Exercise task ::
Gather up the lines with the word "世非无深谋远虑知化之士也" in them.

Records supplied ::
=-=-=-=-=

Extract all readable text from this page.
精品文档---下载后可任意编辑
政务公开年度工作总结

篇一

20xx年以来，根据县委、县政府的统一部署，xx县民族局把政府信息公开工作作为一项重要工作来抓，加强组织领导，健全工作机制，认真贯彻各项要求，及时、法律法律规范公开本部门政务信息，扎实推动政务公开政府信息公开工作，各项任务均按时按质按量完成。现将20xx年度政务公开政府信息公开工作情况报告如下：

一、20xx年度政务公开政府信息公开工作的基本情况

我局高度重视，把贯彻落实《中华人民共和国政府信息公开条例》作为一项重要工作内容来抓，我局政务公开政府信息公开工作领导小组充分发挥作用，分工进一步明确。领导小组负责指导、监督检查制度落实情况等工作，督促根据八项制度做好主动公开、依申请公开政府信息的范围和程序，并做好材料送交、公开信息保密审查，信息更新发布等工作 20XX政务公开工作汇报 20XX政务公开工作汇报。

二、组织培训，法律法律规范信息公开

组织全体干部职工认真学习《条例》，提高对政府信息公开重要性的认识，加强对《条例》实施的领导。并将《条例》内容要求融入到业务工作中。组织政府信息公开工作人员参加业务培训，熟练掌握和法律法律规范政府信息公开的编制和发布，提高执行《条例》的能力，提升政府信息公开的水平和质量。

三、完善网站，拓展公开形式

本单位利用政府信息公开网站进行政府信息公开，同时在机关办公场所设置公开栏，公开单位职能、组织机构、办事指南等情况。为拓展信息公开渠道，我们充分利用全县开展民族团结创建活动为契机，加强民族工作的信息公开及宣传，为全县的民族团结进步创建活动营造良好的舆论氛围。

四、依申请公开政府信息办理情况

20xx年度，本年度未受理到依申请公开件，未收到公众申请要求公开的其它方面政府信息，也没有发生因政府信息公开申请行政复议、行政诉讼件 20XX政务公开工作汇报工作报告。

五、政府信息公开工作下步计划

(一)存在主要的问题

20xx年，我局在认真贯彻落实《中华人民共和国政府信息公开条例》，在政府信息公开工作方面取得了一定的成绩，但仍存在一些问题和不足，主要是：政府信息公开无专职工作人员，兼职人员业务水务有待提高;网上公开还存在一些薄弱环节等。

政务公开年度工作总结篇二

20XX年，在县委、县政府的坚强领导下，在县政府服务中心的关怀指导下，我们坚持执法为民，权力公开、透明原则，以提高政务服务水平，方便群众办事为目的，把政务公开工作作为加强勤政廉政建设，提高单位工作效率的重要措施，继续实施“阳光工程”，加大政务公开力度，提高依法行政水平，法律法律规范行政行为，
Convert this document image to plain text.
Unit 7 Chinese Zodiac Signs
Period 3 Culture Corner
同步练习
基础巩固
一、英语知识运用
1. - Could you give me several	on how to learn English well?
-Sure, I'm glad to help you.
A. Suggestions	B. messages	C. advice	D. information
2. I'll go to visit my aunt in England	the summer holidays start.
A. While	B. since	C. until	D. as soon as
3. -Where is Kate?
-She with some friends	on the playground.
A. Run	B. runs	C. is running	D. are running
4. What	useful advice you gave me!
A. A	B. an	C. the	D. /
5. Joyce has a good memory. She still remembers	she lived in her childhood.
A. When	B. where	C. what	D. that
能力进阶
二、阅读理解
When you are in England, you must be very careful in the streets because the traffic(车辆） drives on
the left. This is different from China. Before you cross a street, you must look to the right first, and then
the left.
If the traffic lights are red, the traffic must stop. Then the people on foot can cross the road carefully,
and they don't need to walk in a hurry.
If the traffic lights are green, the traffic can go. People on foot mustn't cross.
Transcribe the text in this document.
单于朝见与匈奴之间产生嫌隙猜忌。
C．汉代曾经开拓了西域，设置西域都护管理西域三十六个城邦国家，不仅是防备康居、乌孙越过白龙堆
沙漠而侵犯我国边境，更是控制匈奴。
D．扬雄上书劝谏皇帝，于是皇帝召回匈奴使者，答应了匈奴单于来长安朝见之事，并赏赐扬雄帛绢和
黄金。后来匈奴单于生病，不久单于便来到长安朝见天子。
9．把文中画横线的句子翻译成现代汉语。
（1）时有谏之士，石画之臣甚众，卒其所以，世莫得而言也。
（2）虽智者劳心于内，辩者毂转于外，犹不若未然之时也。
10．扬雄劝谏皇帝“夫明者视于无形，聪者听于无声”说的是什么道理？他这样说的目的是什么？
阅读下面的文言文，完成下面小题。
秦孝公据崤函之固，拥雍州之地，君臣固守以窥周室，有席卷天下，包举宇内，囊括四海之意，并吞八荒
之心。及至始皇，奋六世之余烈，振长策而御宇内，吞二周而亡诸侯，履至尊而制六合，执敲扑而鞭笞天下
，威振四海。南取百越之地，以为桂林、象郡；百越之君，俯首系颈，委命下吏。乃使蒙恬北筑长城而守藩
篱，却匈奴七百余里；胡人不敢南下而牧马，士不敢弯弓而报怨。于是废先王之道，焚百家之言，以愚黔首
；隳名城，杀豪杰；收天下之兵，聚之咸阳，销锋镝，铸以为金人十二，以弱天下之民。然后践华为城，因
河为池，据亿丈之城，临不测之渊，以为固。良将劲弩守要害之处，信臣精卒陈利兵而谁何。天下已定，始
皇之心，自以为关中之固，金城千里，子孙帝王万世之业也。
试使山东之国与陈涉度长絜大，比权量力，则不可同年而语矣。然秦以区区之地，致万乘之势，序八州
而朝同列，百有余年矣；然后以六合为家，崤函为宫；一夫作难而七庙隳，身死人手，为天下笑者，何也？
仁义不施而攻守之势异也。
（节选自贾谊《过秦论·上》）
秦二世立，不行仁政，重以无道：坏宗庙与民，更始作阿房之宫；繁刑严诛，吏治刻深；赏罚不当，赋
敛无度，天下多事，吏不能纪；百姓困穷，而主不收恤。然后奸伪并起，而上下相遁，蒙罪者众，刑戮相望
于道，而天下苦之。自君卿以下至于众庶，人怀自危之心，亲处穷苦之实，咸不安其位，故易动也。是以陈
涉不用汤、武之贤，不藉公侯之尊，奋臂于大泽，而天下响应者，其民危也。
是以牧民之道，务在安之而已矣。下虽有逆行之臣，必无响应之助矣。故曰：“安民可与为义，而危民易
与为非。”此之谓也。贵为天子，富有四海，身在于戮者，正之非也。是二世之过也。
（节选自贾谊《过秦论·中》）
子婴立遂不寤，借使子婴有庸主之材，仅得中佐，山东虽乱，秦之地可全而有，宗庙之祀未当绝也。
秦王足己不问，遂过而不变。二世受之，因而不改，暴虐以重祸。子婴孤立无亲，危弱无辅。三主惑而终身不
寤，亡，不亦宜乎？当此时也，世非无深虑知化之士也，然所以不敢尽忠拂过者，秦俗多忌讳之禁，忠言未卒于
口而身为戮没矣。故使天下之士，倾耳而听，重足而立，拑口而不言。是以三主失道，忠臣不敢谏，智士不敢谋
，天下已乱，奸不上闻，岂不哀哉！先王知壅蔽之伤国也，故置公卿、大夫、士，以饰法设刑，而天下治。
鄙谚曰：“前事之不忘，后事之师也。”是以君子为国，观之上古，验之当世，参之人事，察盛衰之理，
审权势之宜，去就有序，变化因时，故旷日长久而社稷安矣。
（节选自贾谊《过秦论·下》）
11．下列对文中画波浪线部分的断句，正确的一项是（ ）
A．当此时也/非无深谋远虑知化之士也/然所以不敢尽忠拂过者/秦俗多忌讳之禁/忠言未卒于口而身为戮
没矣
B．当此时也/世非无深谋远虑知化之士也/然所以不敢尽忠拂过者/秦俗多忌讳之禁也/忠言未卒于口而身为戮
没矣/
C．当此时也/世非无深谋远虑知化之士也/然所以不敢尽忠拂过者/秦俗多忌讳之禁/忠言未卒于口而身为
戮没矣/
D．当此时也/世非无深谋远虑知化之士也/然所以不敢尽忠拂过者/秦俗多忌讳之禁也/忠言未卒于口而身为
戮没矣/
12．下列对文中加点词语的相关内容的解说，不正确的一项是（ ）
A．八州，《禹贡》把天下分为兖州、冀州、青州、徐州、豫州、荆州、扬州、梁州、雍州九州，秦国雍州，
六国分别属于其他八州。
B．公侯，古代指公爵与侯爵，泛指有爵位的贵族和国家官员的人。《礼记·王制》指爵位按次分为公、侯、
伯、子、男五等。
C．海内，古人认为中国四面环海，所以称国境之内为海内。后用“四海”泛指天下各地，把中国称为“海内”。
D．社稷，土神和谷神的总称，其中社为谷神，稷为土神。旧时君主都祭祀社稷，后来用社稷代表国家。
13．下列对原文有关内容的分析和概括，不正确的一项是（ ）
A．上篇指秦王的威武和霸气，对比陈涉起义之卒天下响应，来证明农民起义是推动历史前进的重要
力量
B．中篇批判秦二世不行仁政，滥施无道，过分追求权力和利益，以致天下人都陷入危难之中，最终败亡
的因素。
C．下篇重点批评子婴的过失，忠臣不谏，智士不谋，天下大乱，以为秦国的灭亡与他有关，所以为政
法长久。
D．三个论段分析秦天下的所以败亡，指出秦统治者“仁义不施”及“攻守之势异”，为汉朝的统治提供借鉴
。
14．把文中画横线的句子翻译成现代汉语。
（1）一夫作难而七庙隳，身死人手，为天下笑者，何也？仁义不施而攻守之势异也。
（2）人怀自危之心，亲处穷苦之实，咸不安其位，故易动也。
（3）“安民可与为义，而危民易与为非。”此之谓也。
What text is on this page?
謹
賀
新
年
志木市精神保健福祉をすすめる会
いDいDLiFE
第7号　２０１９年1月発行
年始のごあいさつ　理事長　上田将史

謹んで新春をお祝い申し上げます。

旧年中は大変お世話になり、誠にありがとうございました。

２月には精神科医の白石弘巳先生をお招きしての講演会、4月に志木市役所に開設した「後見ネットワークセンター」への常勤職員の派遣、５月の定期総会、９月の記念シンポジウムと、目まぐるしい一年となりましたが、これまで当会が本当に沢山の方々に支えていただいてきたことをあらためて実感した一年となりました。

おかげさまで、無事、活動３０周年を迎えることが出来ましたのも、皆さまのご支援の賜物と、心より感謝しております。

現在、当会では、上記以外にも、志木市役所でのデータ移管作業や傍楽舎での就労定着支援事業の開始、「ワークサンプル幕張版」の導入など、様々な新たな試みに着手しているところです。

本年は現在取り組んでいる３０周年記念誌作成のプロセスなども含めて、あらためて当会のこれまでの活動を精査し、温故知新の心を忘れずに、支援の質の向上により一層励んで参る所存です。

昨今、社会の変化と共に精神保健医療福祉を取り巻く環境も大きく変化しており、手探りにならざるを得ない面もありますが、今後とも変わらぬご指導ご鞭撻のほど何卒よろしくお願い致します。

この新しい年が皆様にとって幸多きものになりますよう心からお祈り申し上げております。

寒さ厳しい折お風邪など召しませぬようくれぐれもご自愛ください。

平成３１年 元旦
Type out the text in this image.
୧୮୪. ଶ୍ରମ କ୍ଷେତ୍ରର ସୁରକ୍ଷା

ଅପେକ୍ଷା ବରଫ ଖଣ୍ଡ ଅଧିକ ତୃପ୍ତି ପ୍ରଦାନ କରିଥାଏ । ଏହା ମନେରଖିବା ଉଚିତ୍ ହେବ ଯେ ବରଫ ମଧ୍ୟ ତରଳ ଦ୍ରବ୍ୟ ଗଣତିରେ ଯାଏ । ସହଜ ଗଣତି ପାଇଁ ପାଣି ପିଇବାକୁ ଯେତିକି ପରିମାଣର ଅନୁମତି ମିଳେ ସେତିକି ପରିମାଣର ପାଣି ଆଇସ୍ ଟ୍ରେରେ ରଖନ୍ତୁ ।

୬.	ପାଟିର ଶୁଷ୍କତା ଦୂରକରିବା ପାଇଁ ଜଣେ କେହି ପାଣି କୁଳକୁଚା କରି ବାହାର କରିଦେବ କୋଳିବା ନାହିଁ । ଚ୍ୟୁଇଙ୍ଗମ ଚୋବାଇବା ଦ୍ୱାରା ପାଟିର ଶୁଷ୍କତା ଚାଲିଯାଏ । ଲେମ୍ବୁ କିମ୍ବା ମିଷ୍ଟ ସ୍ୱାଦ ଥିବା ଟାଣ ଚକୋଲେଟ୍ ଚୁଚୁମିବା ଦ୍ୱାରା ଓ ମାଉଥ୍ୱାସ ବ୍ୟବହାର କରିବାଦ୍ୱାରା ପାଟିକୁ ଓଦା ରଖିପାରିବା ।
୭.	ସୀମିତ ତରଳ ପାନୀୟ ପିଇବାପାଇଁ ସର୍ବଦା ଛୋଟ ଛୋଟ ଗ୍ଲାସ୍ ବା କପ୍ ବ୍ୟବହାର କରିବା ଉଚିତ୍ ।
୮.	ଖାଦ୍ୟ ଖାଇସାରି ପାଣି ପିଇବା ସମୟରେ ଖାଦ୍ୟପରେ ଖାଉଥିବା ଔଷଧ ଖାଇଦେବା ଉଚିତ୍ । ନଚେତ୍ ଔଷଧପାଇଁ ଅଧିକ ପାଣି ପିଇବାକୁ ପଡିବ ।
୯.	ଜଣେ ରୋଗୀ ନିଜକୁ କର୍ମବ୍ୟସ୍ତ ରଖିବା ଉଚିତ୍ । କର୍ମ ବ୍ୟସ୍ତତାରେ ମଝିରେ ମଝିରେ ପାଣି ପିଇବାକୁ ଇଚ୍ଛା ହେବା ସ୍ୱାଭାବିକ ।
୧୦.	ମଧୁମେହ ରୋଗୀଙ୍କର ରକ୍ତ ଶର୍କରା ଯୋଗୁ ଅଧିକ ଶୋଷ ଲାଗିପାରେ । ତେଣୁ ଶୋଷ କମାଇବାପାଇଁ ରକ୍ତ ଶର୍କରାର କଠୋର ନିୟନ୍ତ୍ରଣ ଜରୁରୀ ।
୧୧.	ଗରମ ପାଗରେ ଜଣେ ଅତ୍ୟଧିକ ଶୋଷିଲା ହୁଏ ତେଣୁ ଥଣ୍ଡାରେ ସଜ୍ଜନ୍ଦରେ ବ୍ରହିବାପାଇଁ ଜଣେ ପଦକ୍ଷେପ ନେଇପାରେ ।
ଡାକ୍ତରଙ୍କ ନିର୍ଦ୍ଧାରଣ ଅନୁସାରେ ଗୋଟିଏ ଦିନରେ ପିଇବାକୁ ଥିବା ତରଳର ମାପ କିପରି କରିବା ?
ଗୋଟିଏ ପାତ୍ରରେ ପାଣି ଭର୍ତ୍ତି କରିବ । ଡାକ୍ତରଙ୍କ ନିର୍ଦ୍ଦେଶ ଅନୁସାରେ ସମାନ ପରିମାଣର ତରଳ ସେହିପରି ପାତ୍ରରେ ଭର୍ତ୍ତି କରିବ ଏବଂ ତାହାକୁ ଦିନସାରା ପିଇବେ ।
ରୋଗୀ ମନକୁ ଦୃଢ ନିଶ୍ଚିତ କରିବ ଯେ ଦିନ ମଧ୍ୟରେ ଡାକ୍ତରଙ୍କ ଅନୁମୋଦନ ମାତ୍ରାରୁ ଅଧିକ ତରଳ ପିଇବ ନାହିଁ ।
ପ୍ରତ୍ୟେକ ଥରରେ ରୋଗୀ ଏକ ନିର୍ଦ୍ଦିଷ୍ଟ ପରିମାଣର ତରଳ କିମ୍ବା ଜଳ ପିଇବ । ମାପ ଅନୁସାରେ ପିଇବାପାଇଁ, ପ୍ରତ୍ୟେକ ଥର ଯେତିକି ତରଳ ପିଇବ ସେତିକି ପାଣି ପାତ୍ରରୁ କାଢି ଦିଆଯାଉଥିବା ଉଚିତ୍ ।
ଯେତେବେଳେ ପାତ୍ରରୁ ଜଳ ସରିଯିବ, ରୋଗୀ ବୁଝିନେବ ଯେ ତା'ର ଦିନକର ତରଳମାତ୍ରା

=-=-=-=-=

Answer to the task ::
B．当此时也/世非无深谋远虑知化之士也/然所以不敢尽忠拂过者/秦俗多忌讳之禁也/忠言未卒于口而身为戮
C．当此时也/世非无深谋远虑知化之士也/然所以不敢尽忠拂过者/秦俗多忌讳之禁/忠言未卒于口而身为
D．当此时也/世非无深谋远虑知化之士也/然所以不敢尽忠拂过者/秦俗多忌讳之禁也/忠言未卒于口而身为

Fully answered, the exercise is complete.